## [DOCUMENT EXTRACT]
● ● ● ● ● ● ●
Apparently those UUIDs aren't as reliable as I thought.
I've had problems with a server box that hosts a ceph VM. Looks like the
mobo disk controller is unreliable AND one of the disks passes SMART but
has interface problems. So I moved the disks to an alternate box.
Between relocation and dropping the one disk, neither of the 2 OSDs for
that host will come up. If everything was running solely on static
UUIDs, the good disk should have been findable even if its physical disk
device name shifted. But it wasn't.
Which brings up something I've wondered about for some time. Shouldn't
it be possible for OSDs to be portable? That is, if a box goes bad, in
theory I should be able to remove the drive and jack it into a hot-swap
bay on another server and have that server able to import the relocated OSD.
True, the metadata for an OSD is currently located on its host, but it
seems like it should be possible to carry a copy on the actual device.
Tim
On 4/11/25 16:23, Anthony D'Atri wrote:
Filestore, pre-ceph-volume may have been entirely different. IIRC LVM is used
these days to exploit persistent metadata tags.
On Apr 11, 2025, at 4:03 PM, Tim Holloway <t...@mousetech.com> wrote:
I just checked an OSD and the "block" entry is indeed linked to storage using a /dev/mapper uuid LV, not a /dev/device.
● ● ● ● ● ● ●
## [CHALLENGE 1]
Repeat the passage of the thread about portable ceph OSDs starting with "Between relocation and" and going on through "persistent metadata tags.".
The records are unrelated to the text.

(Raw records)
● ● ● ● ● ● ●
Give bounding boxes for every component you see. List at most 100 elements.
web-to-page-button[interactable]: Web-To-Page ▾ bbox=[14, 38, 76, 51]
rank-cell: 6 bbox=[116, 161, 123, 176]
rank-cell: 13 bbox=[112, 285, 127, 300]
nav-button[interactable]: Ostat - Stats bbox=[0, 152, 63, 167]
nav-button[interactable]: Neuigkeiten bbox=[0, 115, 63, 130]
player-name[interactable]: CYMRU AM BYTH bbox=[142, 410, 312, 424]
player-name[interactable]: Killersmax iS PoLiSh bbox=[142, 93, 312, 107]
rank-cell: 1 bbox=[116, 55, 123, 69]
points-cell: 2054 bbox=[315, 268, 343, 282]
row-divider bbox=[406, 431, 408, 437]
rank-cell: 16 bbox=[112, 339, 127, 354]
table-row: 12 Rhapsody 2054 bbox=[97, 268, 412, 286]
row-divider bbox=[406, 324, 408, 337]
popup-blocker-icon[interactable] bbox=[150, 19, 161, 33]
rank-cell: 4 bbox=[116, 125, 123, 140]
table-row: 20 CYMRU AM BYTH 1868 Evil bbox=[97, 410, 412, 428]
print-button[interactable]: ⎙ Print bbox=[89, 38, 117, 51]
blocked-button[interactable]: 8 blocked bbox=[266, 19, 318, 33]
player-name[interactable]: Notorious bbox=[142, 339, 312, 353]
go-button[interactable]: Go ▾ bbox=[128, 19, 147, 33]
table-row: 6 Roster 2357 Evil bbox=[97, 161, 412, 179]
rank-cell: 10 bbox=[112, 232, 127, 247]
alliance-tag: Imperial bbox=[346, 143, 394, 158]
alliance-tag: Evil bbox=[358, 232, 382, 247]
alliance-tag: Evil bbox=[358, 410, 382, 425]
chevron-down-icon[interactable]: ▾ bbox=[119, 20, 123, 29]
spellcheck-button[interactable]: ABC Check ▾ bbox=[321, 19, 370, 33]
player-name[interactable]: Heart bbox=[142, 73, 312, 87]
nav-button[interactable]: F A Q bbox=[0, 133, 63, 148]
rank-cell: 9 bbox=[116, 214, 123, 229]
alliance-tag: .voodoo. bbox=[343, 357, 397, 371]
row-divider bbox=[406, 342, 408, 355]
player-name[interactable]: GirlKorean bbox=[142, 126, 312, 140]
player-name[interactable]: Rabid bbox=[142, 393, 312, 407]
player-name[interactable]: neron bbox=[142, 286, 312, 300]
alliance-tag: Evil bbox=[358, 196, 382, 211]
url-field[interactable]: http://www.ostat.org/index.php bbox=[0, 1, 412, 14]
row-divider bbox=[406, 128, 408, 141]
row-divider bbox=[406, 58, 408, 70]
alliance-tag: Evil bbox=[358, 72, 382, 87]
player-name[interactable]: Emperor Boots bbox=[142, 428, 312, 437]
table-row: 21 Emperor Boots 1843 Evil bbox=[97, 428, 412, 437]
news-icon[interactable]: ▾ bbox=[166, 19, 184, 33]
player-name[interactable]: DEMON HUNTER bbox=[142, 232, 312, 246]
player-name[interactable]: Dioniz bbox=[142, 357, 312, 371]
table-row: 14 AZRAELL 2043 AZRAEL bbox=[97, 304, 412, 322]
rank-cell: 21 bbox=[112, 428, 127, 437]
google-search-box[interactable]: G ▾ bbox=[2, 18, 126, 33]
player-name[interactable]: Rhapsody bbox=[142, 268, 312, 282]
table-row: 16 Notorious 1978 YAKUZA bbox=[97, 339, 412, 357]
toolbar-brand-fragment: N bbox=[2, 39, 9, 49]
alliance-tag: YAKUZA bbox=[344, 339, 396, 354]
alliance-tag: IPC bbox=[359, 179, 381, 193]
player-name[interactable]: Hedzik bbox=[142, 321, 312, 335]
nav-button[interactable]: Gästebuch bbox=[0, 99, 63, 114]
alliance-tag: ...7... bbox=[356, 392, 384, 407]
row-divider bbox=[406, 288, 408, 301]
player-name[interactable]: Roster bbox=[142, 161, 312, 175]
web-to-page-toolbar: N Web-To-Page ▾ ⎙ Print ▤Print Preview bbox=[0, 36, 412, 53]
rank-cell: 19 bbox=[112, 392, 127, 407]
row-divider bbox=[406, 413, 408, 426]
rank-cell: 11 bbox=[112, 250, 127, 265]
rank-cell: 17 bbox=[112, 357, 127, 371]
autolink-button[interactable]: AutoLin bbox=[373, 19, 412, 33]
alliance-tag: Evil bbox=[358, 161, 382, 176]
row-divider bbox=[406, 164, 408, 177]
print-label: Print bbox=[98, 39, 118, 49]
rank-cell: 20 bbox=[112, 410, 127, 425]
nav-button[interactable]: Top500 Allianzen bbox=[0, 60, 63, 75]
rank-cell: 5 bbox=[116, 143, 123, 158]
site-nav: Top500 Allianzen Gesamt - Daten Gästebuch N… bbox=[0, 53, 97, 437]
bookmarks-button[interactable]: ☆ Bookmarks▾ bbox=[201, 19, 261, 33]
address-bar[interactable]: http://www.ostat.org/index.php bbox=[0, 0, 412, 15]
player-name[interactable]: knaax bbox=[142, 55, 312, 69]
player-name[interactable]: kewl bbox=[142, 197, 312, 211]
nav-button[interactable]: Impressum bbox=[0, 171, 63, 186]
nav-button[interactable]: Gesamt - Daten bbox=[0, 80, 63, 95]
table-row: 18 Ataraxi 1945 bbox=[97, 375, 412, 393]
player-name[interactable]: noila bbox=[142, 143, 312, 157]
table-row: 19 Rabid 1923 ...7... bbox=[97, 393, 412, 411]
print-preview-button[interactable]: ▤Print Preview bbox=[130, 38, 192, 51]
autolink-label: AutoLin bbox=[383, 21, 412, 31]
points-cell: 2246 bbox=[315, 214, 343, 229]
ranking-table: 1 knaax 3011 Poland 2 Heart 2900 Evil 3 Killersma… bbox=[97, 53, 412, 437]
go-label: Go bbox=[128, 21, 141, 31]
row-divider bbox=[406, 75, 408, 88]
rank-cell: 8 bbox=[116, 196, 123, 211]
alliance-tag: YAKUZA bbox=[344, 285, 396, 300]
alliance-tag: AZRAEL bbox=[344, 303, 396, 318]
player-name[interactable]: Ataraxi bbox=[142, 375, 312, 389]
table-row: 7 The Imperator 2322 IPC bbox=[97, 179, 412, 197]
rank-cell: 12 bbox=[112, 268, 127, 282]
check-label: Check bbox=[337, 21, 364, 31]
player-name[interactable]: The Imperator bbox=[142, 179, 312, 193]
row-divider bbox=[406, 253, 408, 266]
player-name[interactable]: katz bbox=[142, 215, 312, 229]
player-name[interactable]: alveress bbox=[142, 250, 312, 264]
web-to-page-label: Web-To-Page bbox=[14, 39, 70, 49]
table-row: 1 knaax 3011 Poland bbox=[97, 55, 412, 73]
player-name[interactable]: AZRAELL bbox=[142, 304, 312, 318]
● ● ● ● ● ● ●
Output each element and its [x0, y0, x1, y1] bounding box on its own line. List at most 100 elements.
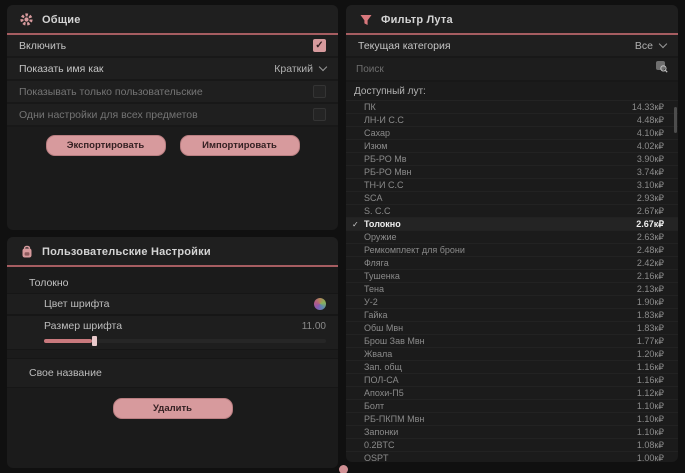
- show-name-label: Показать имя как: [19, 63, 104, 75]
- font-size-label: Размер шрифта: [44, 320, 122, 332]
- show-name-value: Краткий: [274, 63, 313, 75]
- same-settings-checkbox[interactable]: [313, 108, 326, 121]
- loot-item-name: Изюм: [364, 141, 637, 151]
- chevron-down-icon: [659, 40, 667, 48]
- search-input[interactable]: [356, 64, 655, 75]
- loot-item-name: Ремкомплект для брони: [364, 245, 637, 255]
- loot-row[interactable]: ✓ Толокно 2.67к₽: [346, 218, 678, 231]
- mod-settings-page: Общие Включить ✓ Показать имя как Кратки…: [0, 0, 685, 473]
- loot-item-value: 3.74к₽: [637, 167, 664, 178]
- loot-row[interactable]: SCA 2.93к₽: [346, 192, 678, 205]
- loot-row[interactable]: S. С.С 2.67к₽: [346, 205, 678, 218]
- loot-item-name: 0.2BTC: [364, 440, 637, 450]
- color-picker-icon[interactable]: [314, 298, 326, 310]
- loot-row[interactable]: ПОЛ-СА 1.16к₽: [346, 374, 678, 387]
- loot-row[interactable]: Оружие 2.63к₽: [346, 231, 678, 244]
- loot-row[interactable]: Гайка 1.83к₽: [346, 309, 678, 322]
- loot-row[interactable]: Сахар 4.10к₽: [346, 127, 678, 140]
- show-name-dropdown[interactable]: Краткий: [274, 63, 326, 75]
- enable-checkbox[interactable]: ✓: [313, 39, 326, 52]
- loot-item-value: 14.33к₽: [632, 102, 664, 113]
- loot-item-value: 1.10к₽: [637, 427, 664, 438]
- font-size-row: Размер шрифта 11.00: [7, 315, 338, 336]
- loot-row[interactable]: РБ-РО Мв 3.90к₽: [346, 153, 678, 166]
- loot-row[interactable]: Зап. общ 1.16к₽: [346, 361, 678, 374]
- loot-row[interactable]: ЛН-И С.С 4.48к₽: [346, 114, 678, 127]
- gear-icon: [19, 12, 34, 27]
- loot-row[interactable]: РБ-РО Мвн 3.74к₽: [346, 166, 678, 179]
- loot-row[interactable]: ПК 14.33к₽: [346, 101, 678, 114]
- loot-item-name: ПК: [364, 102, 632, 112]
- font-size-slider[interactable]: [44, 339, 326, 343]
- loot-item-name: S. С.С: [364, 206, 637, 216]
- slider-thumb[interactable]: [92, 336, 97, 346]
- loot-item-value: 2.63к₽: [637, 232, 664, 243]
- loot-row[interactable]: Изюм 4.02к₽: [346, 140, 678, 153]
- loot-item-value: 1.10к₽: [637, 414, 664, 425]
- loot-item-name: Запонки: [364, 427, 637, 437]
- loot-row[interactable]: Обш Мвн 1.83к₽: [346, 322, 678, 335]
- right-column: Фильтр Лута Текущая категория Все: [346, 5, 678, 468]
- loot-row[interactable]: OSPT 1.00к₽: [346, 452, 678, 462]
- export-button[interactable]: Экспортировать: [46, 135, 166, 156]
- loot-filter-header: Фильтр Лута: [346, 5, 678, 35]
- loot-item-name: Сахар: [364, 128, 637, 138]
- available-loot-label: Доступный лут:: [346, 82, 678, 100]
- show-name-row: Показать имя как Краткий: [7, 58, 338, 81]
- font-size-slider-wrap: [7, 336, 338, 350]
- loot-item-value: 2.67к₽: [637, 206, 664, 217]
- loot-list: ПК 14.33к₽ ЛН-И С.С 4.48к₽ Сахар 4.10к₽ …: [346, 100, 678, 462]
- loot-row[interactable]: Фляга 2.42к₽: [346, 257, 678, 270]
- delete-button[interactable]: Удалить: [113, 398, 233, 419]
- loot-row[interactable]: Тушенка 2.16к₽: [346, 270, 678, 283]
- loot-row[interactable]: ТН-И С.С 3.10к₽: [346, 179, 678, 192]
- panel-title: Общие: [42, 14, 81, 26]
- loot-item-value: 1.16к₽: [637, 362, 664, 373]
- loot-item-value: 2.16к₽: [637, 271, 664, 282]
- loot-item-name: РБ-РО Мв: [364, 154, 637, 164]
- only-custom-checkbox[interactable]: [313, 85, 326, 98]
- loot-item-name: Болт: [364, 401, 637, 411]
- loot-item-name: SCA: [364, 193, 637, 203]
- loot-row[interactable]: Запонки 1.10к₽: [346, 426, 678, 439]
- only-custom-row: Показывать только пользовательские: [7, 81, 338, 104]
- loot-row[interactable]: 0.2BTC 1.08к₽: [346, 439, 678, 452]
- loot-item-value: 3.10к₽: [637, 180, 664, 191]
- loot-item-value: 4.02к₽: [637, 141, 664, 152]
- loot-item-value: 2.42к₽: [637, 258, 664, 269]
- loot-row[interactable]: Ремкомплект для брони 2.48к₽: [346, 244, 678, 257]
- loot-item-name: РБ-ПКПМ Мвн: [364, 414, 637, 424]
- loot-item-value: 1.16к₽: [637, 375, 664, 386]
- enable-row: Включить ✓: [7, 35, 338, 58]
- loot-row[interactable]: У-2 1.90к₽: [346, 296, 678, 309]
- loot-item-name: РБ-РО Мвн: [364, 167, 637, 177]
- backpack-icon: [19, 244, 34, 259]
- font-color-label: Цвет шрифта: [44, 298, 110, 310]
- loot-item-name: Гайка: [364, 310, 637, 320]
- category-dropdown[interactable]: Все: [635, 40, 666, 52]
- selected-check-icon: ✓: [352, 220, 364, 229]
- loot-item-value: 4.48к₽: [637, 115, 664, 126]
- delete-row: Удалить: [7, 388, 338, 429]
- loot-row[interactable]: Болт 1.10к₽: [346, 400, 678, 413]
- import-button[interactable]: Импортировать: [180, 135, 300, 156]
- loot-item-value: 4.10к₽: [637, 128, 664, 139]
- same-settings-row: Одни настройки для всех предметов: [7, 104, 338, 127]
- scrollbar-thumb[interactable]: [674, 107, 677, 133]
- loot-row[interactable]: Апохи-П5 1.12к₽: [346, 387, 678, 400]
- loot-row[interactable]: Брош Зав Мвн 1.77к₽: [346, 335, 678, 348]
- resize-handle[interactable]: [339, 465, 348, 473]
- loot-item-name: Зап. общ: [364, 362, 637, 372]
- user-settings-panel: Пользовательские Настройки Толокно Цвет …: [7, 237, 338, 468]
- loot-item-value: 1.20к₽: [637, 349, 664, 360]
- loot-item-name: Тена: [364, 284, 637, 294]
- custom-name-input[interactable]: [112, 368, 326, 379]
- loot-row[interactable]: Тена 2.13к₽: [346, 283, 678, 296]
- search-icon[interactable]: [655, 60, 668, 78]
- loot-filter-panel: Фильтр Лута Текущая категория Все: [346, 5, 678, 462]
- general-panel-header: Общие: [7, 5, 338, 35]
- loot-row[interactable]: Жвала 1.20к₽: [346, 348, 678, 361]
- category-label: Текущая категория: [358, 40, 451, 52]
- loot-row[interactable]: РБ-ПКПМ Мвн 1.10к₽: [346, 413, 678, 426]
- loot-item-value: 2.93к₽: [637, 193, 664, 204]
● ● ● ● ● ● ●
## [CHALLENGE 2]
In the records, switch "rank-cell" to "position-cell" in the lines starting with the line with "Give bounding boxes" and going on through the line with "nav-button[interactable]: Ostat - Stats", keeping everything else unchanged. Give only those lines.

## [CORRECT ANSWER 1]
Between relocation and dropping the one disk, neither of the 2 OSDs for
that host will come up. If everything was running solely on static
UUIDs, the good disk should have been findable even if its physical disk
device name shifted. But it wasn't.
Which brings up something I've wondered about for some time. Shouldn't
it be possible for OSDs to be portable? That is, if a box goes bad, in
theory I should be able to remove the drive and jack it into a hot-swap
bay on another server and have that server able to import the relocated OSD.
True, the metadata for an OSD is currently located on its host, but it
seems like it should be possible to carry a copy on the actual device.
Tim
On 4/11/25 16:23, Anthony D'Atri wrote:
Filestore, pre-ceph-volume may have been entirely different. IIRC LVM is used
these days to exploit persistent metadata tags.

## [CORRECT ANSWER 2]
Give bounding boxes for every component you see. List at most 100 elements.
web-to-page-button[interactable]: Web-To-Page ▾ bbox=[14, 38, 76, 51]
position-cell: 6 bbox=[116, 161, 123, 176]
position-cell: 13 bbox=[112, 285, 127, 300]
nav-button[interactable]: Ostat - Stats bbox=[0, 152, 63, 167]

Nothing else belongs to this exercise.